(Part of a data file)
= = =
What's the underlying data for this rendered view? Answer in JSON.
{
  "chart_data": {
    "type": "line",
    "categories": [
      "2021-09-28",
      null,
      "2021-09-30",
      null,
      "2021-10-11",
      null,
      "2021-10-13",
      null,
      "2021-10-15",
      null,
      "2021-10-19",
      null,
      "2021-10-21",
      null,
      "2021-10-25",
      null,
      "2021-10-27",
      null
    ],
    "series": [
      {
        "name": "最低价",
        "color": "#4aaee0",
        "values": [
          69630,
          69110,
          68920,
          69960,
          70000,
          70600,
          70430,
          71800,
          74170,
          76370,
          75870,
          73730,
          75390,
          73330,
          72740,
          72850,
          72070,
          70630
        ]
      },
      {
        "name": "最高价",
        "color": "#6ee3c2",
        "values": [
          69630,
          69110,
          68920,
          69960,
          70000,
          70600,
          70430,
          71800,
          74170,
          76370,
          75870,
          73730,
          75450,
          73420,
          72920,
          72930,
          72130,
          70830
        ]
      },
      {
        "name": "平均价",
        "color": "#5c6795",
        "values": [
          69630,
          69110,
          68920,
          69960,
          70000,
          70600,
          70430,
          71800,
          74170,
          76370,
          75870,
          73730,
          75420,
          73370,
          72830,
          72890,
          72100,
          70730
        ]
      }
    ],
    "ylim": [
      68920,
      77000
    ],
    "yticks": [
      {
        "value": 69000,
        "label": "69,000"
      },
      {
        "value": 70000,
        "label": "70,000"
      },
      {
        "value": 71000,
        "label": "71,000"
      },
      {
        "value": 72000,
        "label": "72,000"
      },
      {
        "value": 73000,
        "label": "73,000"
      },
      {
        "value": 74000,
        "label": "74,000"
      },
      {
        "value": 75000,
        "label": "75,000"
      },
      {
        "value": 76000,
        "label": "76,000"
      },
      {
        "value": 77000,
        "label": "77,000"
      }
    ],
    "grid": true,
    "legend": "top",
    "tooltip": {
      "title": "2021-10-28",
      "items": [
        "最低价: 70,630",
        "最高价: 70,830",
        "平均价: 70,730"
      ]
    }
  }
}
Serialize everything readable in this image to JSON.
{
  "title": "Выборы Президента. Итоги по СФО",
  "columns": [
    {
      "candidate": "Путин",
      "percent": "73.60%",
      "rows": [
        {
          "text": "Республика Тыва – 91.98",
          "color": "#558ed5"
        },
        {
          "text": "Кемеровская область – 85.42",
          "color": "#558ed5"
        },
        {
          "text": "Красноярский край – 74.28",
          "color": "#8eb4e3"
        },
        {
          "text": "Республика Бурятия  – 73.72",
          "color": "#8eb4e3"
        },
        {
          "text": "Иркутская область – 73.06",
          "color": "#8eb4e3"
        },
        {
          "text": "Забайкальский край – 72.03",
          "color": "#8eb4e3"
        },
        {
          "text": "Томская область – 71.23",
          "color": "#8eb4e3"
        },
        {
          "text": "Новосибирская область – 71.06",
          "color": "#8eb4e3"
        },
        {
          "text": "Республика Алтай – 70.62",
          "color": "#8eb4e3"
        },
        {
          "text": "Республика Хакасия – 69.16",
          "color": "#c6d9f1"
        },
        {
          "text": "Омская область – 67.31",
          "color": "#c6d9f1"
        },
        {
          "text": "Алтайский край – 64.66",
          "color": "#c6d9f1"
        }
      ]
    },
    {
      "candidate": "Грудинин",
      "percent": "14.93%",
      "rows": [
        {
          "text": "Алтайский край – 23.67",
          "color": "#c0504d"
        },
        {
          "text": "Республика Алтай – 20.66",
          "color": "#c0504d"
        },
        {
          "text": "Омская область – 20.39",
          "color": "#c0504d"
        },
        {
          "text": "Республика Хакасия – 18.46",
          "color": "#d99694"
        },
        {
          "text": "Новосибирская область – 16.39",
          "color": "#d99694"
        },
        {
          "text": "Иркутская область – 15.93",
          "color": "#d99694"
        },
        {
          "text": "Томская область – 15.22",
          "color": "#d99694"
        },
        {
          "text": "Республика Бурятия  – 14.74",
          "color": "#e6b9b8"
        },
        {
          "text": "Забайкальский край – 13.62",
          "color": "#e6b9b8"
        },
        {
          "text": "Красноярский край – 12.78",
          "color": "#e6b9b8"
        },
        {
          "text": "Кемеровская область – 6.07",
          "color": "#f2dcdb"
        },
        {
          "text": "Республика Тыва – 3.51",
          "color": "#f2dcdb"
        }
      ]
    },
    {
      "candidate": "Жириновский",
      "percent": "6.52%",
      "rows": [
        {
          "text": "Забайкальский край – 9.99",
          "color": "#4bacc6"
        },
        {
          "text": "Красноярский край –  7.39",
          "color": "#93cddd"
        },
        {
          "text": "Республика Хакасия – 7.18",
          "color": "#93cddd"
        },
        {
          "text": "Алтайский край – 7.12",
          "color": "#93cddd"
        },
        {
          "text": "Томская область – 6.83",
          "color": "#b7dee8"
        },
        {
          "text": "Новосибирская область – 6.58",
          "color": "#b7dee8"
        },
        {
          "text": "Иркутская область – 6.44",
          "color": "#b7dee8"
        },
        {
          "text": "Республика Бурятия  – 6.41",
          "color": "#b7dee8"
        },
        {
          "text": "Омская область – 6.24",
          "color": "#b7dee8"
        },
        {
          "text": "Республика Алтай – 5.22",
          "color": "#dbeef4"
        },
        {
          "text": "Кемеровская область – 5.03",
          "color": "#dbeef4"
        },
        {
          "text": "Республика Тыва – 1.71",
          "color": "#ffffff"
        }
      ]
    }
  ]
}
= = =
__WHAT IS REQUIRED__: Looking at the data above, show all lines where the word "Новосибирская" occurs.

__ANSWER IN FULL__:
          "text": "Новосибирская область – 71.06",
          "text": "Новосибирская область – 16.39",
          "text": "Новосибирская область – 6.58",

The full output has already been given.